Objective
Starting at the first line of the listing and stopping after the line containing "1227, 493, 1258]", please rewrite those lines with "quota-cell" changed to "allocation-cell" and everything else left as it is.

Source records
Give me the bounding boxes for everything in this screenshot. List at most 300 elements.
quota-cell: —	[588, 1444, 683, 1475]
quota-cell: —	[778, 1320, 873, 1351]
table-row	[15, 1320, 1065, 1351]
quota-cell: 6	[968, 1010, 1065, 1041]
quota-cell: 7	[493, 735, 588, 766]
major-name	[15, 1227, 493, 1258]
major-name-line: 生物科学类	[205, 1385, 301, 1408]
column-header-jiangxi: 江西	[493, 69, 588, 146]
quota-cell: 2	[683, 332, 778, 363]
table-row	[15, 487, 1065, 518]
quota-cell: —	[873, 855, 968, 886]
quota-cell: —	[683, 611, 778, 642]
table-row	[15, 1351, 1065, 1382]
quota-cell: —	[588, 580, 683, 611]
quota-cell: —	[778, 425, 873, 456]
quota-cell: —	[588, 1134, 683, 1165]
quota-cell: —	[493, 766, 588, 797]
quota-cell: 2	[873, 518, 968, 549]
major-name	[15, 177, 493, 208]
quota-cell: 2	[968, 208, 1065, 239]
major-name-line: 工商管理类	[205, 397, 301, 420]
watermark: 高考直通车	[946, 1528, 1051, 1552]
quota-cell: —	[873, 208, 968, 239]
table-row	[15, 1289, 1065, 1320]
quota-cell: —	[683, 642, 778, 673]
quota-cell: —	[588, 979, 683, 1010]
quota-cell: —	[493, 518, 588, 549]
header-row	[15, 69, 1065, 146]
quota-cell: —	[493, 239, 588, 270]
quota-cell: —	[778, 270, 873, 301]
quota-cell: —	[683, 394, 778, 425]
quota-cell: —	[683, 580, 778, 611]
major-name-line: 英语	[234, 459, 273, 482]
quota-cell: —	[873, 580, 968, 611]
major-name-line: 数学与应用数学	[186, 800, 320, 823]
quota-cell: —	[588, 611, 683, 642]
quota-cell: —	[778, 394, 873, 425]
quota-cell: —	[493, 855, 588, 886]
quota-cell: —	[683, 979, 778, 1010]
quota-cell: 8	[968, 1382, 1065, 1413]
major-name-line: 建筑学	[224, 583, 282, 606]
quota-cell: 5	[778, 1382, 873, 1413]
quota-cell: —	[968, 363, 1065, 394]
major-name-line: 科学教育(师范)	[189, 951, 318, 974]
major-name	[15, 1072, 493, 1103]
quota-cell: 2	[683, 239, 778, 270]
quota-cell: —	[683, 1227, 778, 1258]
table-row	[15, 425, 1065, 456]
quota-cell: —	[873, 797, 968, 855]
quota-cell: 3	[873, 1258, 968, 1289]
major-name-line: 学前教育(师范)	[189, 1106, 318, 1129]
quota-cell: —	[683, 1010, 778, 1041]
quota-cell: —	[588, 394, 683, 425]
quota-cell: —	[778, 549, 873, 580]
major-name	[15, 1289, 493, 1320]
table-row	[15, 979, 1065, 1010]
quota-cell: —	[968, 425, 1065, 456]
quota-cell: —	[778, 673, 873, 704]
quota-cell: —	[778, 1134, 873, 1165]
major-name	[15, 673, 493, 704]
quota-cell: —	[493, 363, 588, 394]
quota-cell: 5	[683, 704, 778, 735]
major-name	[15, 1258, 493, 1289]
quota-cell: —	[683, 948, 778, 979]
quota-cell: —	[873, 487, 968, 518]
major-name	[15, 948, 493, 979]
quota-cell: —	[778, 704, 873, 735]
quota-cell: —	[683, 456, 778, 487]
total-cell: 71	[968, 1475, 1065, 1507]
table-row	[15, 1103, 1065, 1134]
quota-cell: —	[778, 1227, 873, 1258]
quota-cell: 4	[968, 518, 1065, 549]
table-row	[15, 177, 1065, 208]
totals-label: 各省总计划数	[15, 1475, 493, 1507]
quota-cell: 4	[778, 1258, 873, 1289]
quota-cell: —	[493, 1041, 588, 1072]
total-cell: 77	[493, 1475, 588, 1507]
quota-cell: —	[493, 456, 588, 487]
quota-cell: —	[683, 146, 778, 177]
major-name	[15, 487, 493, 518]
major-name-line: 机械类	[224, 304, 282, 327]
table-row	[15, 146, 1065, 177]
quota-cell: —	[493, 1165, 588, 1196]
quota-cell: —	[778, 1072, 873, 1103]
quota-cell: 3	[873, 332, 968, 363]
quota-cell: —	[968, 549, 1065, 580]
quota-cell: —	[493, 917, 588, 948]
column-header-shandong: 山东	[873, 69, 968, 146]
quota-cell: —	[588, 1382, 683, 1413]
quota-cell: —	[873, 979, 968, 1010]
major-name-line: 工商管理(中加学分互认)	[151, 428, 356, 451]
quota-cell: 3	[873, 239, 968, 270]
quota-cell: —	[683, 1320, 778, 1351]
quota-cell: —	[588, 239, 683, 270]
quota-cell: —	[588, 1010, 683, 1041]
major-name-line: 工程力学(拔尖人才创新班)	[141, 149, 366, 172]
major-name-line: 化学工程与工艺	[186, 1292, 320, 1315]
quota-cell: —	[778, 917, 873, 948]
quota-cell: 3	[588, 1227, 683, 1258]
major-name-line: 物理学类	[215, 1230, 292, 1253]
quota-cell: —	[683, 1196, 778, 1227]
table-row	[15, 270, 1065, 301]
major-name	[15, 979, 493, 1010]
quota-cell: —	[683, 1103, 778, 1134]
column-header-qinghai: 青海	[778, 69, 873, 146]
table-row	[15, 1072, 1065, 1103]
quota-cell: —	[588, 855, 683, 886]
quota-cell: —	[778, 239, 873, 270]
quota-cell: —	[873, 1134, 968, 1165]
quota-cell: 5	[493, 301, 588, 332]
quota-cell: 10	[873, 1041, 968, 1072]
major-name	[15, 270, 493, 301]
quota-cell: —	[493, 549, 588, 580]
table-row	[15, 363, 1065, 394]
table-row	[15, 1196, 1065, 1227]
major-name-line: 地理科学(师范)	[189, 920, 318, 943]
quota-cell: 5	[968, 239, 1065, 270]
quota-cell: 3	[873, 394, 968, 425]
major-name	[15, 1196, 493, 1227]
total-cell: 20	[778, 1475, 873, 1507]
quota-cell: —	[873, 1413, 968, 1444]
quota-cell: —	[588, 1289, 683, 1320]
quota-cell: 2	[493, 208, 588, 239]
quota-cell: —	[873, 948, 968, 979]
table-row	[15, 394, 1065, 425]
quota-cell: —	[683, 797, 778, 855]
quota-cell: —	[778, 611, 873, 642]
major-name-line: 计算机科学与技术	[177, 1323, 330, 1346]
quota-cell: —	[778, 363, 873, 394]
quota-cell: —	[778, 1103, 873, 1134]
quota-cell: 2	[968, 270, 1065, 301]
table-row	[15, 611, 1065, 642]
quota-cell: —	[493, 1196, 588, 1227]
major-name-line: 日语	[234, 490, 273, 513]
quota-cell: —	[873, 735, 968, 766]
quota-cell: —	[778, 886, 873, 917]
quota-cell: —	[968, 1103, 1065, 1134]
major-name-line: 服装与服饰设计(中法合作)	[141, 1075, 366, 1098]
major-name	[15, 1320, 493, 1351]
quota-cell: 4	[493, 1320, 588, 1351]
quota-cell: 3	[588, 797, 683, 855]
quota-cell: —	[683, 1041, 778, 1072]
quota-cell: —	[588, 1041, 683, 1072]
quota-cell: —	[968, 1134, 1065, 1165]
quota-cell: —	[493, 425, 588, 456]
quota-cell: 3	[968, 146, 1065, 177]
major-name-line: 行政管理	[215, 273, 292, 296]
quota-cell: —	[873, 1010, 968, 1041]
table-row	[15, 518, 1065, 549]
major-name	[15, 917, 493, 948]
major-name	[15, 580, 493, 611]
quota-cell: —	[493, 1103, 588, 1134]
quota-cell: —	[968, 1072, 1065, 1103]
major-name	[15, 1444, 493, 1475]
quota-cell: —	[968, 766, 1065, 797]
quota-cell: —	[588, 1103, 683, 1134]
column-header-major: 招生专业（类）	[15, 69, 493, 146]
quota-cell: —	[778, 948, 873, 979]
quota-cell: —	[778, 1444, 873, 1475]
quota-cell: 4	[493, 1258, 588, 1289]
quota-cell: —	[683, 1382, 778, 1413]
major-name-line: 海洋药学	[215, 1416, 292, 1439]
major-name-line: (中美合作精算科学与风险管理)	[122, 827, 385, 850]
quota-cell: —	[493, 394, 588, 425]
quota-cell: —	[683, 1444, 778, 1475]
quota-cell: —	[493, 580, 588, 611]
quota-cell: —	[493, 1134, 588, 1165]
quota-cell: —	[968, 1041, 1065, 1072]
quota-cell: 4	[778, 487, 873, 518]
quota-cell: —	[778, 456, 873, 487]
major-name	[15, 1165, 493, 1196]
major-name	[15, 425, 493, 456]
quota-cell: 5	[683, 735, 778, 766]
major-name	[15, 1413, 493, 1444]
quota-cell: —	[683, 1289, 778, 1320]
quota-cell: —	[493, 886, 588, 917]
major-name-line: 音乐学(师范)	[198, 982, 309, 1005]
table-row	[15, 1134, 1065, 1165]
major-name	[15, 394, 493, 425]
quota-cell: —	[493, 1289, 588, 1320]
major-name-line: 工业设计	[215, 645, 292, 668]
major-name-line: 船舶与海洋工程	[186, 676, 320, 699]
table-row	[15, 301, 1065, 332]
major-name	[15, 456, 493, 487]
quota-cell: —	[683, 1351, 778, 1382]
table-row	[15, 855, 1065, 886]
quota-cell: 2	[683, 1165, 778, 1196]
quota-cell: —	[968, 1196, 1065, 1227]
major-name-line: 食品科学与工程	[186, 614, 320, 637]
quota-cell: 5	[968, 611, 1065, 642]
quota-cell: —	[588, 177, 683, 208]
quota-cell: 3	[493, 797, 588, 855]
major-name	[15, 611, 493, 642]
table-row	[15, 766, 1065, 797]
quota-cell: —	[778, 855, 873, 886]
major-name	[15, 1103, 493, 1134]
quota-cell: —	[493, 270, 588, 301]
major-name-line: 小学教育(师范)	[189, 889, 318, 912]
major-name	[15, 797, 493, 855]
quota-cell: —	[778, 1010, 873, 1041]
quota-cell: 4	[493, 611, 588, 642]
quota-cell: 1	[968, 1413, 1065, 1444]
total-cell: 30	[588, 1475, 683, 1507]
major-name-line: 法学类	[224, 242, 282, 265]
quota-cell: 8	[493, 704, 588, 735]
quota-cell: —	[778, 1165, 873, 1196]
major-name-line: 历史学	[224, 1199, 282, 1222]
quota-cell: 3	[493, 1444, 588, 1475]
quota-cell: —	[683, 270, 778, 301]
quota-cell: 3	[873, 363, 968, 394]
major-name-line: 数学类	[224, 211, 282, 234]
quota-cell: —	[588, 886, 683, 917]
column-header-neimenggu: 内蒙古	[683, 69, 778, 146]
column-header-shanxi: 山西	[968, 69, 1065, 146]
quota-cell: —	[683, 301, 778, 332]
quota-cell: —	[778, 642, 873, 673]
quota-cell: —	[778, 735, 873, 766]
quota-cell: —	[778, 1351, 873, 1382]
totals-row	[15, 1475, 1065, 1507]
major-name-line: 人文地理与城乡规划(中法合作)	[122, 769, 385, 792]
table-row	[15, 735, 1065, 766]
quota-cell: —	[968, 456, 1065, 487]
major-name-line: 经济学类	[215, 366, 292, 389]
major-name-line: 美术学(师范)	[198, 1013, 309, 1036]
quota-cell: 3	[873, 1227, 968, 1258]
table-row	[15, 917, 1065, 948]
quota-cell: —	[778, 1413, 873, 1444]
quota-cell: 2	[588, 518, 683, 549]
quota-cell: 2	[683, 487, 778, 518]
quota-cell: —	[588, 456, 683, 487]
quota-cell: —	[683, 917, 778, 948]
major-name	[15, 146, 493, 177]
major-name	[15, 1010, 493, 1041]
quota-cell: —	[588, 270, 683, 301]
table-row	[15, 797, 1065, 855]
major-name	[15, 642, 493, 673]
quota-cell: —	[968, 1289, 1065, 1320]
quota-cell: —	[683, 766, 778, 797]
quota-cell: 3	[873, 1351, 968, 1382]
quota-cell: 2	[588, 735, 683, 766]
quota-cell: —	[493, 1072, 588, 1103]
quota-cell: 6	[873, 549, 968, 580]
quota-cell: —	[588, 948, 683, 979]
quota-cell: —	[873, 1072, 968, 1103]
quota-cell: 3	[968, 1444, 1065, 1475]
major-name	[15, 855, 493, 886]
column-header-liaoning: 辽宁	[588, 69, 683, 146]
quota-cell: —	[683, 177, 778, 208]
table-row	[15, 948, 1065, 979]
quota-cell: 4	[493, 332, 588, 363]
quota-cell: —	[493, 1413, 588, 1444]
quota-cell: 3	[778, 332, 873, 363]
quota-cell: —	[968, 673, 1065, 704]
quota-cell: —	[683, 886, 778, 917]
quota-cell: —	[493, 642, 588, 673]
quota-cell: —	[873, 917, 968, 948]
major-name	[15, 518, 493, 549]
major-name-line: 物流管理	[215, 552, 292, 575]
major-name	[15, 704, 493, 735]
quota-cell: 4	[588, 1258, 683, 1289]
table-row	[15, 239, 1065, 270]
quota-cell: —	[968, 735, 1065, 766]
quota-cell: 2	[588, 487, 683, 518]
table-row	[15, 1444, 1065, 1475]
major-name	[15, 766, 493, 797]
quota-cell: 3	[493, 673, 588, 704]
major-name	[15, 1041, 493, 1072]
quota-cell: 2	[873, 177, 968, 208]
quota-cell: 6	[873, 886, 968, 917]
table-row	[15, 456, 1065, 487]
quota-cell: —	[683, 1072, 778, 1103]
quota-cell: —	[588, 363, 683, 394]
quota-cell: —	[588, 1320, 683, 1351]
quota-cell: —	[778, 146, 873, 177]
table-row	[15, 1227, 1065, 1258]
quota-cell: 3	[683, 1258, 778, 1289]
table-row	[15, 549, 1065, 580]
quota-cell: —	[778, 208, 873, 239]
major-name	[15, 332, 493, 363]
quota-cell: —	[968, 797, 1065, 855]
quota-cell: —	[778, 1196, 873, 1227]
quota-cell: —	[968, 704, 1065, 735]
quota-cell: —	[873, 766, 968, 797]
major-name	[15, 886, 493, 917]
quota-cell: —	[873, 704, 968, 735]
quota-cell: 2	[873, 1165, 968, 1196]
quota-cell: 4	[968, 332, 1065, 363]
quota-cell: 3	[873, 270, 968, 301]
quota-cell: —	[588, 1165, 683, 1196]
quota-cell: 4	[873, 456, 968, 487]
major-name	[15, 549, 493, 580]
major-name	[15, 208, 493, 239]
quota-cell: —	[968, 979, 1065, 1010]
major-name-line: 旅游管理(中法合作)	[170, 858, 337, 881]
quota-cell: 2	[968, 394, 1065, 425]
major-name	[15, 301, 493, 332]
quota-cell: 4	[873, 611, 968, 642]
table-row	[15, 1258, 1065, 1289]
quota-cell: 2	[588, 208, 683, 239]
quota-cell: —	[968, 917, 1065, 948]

Written solution
Give me the bounding boxes for everything in this screenshot. List at most 300 elements.
allocation-cell: —	[588, 1444, 683, 1475]
allocation-cell: —	[778, 1320, 873, 1351]
table-row	[15, 1320, 1065, 1351]
allocation-cell: 6	[968, 1010, 1065, 1041]
allocation-cell: 7	[493, 735, 588, 766]
major-name	[15, 1227, 493, 1258]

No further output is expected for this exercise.